#### [GOAL]
Could you write out the records below exactly as they appear?

#### [GIVEN DATA]
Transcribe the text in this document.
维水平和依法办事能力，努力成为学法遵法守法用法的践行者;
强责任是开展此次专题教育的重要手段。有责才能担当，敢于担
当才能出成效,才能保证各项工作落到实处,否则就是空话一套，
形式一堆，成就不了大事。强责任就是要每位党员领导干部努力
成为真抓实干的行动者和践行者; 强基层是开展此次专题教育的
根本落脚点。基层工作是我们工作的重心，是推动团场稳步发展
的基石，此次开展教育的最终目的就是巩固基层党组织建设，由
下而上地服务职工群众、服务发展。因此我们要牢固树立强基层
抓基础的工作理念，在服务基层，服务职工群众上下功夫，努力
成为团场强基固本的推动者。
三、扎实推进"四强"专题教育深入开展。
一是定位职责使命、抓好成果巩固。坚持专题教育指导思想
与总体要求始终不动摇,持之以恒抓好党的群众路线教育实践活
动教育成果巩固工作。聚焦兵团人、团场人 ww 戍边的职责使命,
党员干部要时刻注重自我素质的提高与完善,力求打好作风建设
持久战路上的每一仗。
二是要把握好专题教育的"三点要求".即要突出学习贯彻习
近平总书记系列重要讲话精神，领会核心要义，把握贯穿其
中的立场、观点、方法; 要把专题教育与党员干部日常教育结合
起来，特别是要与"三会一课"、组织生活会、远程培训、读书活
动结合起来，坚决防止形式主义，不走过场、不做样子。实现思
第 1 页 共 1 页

#### [SOLVED PROBLEM]
Transcribe the text in this document.
维水平和依法办事能力，努力成为学法遵法守法用法的践行者;
强责任是开展此次专题教育的重要手段。有责才能担当，敢于担
当才能出成效,才能保证各项工作落到实处,否则就是空话一套，
形式一堆，成就不了大事。强责任就是要每位党员领导干部努力
成为真抓实干的行动者和践行者; 强基层是开展此次专题教育的
根本落脚点。基层工作是我们工作的重心，是推动团场稳步发展
的基石，此次开展教育的最终目的就是巩固基层党组织建设，由
下而上地服务职工群众、服务发展。因此我们要牢固树立强基层
抓基础的工作理念，在服务基层，服务职工群众上下功夫，努力
成为团场强基固本的推动者。
三、扎实推进"四强"专题教育深入开展。
一是定位职责使命、抓好成果巩固。坚持专题教育指导思想
与总体要求始终不动摇,持之以恒抓好党的群众路线教育实践活
动教育成果巩固工作。聚焦兵团人、团场人 ww 戍边的职责使命,
党员干部要时刻注重自我素质的提高与完善,力求打好作风建设
持久战路上的每一仗。
二是要把握好专题教育的"三点要求".即要突出学习贯彻习
近平总书记系列重要讲话精神，领会核心要义，把握贯穿其
中的立场、观点、方法; 要把专题教育与党员干部日常教育结合
起来，特别是要与"三会一课"、组织生活会、远程培训、读书活
动结合起来，坚决防止形式主义，不走过场、不做样子。实现思
第 1 页 共 1 页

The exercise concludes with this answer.